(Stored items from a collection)
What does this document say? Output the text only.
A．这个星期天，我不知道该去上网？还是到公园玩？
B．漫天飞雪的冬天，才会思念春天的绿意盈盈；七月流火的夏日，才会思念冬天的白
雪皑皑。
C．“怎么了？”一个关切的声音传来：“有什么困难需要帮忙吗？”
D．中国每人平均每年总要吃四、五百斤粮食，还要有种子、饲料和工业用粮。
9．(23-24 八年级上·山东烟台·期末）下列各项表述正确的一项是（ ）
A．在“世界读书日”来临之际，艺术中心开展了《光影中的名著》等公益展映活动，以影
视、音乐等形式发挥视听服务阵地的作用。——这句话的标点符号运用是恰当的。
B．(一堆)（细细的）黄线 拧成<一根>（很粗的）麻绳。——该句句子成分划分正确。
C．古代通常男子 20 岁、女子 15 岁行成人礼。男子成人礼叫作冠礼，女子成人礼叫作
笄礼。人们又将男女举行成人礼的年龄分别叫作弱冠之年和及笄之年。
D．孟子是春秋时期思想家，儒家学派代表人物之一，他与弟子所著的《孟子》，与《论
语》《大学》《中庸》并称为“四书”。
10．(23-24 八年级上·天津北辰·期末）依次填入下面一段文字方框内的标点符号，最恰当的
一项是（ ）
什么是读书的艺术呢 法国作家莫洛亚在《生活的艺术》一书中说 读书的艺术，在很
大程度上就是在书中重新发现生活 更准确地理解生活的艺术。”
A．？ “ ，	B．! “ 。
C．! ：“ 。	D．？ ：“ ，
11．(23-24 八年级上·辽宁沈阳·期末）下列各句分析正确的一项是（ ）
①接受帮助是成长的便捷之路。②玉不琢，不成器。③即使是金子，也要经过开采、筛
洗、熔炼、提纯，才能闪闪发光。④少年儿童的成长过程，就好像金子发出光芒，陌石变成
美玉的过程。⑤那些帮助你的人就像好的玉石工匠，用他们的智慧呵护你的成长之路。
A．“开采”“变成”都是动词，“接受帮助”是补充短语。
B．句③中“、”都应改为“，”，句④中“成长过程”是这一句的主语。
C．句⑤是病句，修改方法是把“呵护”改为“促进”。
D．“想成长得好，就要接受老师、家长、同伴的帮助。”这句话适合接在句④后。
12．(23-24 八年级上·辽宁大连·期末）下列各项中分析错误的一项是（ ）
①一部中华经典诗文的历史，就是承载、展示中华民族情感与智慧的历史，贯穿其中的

Exercise details: Set all of the records down again, exactly as they stand.

Exercise output:
What does this document say? Output the text only.
A．这个星期天，我不知道该去上网？还是到公园玩？
B．漫天飞雪的冬天，才会思念春天的绿意盈盈；七月流火的夏日，才会思念冬天的白
雪皑皑。
C．“怎么了？”一个关切的声音传来：“有什么困难需要帮忙吗？”
D．中国每人平均每年总要吃四、五百斤粮食，还要有种子、饲料和工业用粮。
9．(23-24 八年级上·山东烟台·期末）下列各项表述正确的一项是（ ）
A．在“世界读书日”来临之际，艺术中心开展了《光影中的名著》等公益展映活动，以影
视、音乐等形式发挥视听服务阵地的作用。——这句话的标点符号运用是恰当的。
B．(一堆)（细细的）黄线 拧成<一根>（很粗的）麻绳。——该句句子成分划分正确。
C．古代通常男子 20 岁、女子 15 岁行成人礼。男子成人礼叫作冠礼，女子成人礼叫作
笄礼。人们又将男女举行成人礼的年龄分别叫作弱冠之年和及笄之年。
D．孟子是春秋时期思想家，儒家学派代表人物之一，他与弟子所著的《孟子》，与《论
语》《大学》《中庸》并称为“四书”。
10．(23-24 八年级上·天津北辰·期末）依次填入下面一段文字方框内的标点符号，最恰当的
一项是（ ）
什么是读书的艺术呢 法国作家莫洛亚在《生活的艺术》一书中说 读书的艺术，在很
大程度上就是在书中重新发现生活 更准确地理解生活的艺术。”
A．？ “ ，	B．! “ 。
C．! ：“ 。	D．？ ：“ ，
11．(23-24 八年级上·辽宁沈阳·期末）下列各句分析正确的一项是（ ）
①接受帮助是成长的便捷之路。②玉不琢，不成器。③即使是金子，也要经过开采、筛
洗、熔炼、提纯，才能闪闪发光。④少年儿童的成长过程，就好像金子发出光芒，陌石变成
美玉的过程。⑤那些帮助你的人就像好的玉石工匠，用他们的智慧呵护你的成长之路。
A．“开采”“变成”都是动词，“接受帮助”是补充短语。
B．句③中“、”都应改为“，”，句④中“成长过程”是这一句的主语。
C．句⑤是病句，修改方法是把“呵护”改为“促进”。
D．“想成长得好，就要接受老师、家长、同伴的帮助。”这句话适合接在句④后。
12．(23-24 八年级上·辽宁大连·期末）下列各项中分析错误的一项是（ ）
①一部中华经典诗文的历史，就是承载、展示中华民族情感与智慧的历史，贯穿其中的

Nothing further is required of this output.